#### Written instruction:
Below is a block of records; repeat all of them exactly.

#### Stored data:
───

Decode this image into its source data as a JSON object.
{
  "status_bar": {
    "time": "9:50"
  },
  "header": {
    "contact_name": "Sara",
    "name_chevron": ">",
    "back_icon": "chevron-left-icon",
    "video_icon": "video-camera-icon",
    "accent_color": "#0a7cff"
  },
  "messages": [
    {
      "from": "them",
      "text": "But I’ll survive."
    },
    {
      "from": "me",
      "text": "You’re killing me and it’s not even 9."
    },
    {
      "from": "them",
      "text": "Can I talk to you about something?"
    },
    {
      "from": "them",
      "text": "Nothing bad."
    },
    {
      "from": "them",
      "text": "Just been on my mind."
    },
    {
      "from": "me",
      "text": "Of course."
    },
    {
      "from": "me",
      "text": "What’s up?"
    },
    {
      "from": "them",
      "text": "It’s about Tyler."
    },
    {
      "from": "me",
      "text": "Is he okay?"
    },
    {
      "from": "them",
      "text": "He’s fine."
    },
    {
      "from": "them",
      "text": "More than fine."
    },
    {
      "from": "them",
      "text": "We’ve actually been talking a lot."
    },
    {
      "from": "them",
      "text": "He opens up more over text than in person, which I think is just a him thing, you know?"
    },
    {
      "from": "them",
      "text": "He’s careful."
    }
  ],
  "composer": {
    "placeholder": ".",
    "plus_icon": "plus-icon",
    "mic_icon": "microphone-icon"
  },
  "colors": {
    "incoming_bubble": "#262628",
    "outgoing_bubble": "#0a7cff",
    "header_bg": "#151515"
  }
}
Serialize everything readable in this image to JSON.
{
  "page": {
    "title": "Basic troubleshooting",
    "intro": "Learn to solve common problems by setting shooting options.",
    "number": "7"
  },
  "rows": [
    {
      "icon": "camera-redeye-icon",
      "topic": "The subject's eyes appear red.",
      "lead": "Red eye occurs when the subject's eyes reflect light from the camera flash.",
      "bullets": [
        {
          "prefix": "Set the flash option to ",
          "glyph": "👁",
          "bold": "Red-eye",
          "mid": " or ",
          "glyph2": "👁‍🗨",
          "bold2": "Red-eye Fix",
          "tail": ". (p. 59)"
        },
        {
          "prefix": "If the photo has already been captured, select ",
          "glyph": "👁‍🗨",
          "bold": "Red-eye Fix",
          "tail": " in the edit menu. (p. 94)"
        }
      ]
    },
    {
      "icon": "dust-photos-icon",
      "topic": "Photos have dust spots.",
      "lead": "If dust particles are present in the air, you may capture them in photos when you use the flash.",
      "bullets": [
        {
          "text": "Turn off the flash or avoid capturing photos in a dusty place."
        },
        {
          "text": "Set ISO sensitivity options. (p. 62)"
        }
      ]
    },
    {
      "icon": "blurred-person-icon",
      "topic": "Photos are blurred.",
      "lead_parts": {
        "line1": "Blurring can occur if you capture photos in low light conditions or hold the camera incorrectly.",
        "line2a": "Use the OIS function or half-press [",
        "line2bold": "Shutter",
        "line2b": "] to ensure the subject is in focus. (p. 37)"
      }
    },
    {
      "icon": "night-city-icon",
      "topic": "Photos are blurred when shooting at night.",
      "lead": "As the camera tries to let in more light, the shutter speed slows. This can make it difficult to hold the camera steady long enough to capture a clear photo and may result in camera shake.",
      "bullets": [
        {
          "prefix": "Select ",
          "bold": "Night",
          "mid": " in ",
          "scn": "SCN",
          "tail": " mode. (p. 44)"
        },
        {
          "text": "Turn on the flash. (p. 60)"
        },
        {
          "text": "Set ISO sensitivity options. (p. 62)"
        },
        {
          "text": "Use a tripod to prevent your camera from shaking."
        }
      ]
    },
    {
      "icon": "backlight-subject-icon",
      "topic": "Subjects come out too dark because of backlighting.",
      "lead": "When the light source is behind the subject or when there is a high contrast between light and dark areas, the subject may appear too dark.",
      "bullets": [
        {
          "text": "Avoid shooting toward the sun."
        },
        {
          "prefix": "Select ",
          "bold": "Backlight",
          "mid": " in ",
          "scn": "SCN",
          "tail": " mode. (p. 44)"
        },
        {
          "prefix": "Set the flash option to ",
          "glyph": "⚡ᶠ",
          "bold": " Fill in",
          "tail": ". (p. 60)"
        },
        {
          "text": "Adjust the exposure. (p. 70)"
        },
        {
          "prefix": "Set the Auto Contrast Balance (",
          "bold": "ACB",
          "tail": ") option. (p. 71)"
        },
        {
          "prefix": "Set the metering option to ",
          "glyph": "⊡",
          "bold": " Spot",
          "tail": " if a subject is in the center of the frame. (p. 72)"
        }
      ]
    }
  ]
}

───

#### Answer in full:
Decode this image into its source data as a JSON object.
{
  "status_bar": {
    "time": "9:50"
  },
  "header": {
    "contact_name": "Sara",
    "name_chevron": ">",
    "back_icon": "chevron-left-icon",
    "video_icon": "video-camera-icon",
    "accent_color": "#0a7cff"
  },
  "messages": [
    {
      "from": "them",
      "text": "But I’ll survive."
    },
    {
      "from": "me",
      "text": "You’re killing me and it’s not even 9."
    },
    {
      "from": "them",
      "text": "Can I talk to you about something?"
    },
    {
      "from": "them",
      "text": "Nothing bad."
    },
    {
      "from": "them",
      "text": "Just been on my mind."
    },
    {
      "from": "me",
      "text": "Of course."
    },
    {
      "from": "me",
      "text": "What’s up?"
    },
    {
      "from": "them",
      "text": "It’s about Tyler."
    },
    {
      "from": "me",
      "text": "Is he okay?"
    },
    {
      "from": "them",
      "text": "He’s fine."
    },
    {
      "from": "them",
      "text": "More than fine."
    },
    {
      "from": "them",
      "text": "We’ve actually been talking a lot."
    },
    {
      "from": "them",
      "text": "He opens up more over text than in person, which I think is just a him thing, you know?"
    },
    {
      "from": "them",
      "text": "He’s careful."
    }
  ],
  "composer": {
    "placeholder": ".",
    "plus_icon": "plus-icon",
    "mic_icon": "microphone-icon"
  },
  "colors": {
    "incoming_bubble": "#262628",
    "outgoing_bubble": "#0a7cff",
    "header_bg": "#151515"
  }
}
Serialize everything readable in this image to JSON.
{
  "page": {
    "title": "Basic troubleshooting",
    "intro": "Learn to solve common problems by setting shooting options.",
    "number": "7"
  },
  "rows": [
    {
      "icon": "camera-redeye-icon",
      "topic": "The subject's eyes appear red.",
      "lead": "Red eye occurs when the subject's eyes reflect light from the camera flash.",
      "bullets": [
        {
          "prefix": "Set the flash option to ",
          "glyph": "👁",
          "bold": "Red-eye",
          "mid": " or ",
          "glyph2": "👁‍🗨",
          "bold2": "Red-eye Fix",
          "tail": ". (p. 59)"
        },
        {
          "prefix": "If the photo has already been captured, select ",
          "glyph": "👁‍🗨",
          "bold": "Red-eye Fix",
          "tail": " in the edit menu. (p. 94)"
        }
      ]
    },
    {
      "icon": "dust-photos-icon",
      "topic": "Photos have dust spots.",
      "lead": "If dust particles are present in the air, you may capture them in photos when you use the flash.",
      "bullets": [
        {
          "text": "Turn off the flash or avoid capturing photos in a dusty place."
        },
        {
          "text": "Set ISO sensitivity options. (p. 62)"
        }
      ]
    },
    {
      "icon": "blurred-person-icon",
      "topic": "Photos are blurred.",
      "lead_parts": {
        "line1": "Blurring can occur if you capture photos in low light conditions or hold the camera incorrectly.",
        "line2a": "Use the OIS function or half-press [",
        "line2bold": "Shutter",
        "line2b": "] to ensure the subject is in focus. (p. 37)"
      }
    },
    {
      "icon": "night-city-icon",
      "topic": "Photos are blurred when shooting at night.",
      "lead": "As the camera tries to let in more light, the shutter speed slows. This can make it difficult to hold the camera steady long enough to capture a clear photo and may result in camera shake.",
      "bullets": [
        {
          "prefix": "Select ",
          "bold": "Night",
          "mid": " in ",
          "scn": "SCN",
          "tail": " mode. (p. 44)"
        },
        {
          "text": "Turn on the flash. (p. 60)"
        },
        {
          "text": "Set ISO sensitivity options. (p. 62)"
        },
        {
          "text": "Use a tripod to prevent your camera from shaking."
        }
      ]
    },
    {
      "icon": "backlight-subject-icon",
      "topic": "Subjects come out too dark because of backlighting.",
      "lead": "When the light source is behind the subject or when there is a high contrast between light and dark areas, the subject may appear too dark.",
      "bullets": [
        {
          "text": "Avoid shooting toward the sun."
        },
        {
          "prefix": "Select ",
          "bold": "Backlight",
          "mid": " in ",
          "scn": "SCN",
          "tail": " mode. (p. 44)"
        },
        {
          "prefix": "Set the flash option to ",
          "glyph": "⚡ᶠ",
          "bold": " Fill in",
          "tail": ". (p. 60)"
        },
        {
          "text": "Adjust the exposure. (p. 70)"
        },
        {
          "prefix": "Set the Auto Contrast Balance (",
          "bold": "ACB",
          "tail": ") option. (p. 71)"
        },
        {
          "prefix": "Set the metering option to ",
          "glyph": "⊡",
          "bold": " Spot",
          "tail": " if a subject is in the center of the frame. (p. 72)"
        }
      ]
    }
  ]
}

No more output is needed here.